━━ MATERIALS PROVIDED ━━

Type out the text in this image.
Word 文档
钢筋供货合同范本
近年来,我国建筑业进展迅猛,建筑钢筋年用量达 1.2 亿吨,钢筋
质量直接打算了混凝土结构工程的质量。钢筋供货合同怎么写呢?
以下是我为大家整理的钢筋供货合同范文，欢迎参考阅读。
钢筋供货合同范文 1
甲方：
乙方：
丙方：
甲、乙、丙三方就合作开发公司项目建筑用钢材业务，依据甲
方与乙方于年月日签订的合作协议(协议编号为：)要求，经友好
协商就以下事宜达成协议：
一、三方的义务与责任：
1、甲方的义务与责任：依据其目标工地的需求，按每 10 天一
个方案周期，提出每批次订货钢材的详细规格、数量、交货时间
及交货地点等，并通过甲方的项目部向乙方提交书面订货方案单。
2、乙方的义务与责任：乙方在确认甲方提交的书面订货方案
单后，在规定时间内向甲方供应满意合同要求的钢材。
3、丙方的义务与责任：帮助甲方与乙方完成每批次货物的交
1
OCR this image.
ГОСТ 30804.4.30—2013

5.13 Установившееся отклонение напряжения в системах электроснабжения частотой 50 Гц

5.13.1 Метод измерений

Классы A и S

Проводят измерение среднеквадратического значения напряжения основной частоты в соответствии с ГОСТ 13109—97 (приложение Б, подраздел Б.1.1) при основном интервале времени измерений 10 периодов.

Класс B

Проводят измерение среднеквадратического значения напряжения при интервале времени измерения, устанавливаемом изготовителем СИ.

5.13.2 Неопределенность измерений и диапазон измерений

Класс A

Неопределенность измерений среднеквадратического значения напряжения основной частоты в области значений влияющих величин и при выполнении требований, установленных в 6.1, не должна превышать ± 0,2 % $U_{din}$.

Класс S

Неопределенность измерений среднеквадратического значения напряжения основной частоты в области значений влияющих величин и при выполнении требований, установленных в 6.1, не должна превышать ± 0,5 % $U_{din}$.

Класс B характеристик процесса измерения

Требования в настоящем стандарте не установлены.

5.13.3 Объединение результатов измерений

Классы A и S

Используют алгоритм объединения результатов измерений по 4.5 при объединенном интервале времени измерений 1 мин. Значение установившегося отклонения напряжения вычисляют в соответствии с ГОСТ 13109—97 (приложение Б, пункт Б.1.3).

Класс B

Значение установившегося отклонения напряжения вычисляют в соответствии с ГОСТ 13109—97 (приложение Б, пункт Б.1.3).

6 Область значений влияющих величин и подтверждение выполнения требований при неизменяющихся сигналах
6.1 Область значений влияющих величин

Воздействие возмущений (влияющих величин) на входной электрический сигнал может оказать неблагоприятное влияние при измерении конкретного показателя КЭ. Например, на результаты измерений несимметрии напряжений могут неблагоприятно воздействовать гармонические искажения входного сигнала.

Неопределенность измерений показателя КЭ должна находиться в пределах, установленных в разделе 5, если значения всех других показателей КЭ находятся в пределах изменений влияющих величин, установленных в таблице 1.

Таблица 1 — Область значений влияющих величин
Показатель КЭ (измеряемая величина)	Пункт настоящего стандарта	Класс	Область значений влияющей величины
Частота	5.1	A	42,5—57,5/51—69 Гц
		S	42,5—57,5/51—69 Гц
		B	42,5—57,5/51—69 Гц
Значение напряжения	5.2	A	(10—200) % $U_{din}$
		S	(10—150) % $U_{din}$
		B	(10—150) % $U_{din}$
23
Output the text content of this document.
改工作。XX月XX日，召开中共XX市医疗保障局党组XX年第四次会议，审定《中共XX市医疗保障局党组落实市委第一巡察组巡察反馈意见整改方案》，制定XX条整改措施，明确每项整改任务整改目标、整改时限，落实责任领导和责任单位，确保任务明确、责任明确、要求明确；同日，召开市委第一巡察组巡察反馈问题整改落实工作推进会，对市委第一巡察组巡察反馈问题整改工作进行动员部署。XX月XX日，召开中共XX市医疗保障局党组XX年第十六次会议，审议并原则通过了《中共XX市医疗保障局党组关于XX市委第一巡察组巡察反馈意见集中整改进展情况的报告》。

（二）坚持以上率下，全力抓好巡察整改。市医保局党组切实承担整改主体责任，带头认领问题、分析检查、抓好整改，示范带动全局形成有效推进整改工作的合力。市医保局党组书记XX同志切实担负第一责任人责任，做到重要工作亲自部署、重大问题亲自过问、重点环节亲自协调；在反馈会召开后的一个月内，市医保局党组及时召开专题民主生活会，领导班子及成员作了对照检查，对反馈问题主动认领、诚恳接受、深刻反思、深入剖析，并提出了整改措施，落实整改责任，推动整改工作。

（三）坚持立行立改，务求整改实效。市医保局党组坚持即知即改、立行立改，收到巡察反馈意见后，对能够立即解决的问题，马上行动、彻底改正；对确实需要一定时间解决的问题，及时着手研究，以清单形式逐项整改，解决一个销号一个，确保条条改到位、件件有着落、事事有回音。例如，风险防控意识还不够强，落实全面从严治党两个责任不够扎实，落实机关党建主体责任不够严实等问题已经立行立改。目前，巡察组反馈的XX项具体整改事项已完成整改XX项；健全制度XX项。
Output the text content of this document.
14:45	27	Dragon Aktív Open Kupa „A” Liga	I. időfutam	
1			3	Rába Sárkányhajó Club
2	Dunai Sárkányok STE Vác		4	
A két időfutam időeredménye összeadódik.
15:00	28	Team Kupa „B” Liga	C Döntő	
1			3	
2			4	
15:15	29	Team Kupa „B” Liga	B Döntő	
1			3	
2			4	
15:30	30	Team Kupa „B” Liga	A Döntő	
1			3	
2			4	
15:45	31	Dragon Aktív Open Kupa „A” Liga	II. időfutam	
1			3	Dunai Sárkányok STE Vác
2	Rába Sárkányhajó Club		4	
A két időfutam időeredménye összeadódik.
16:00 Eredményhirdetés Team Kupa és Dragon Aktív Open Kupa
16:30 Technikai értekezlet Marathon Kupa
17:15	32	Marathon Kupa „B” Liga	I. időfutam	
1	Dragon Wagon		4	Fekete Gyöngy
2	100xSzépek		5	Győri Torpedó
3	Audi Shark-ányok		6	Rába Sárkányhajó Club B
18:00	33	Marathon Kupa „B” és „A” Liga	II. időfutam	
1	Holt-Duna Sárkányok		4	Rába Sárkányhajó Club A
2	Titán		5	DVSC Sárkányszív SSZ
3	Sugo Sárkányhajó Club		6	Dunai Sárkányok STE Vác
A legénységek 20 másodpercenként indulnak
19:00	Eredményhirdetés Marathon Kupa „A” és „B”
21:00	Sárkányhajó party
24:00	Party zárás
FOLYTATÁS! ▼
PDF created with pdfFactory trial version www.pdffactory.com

━━━

## TASK DESCRIPTION
Copy out every line from the records that has the word "Marathon".

## RESULT FOR THIS EXERCISE
16:30 Technikai értekezlet Marathon Kupa
17:15	32	Marathon Kupa „B” Liga	I. időfutam	
18:00	33	Marathon Kupa „B” és „A” Liga	II. időfutam	
19:00	Eredményhirdetés Marathon Kupa „A” és „B”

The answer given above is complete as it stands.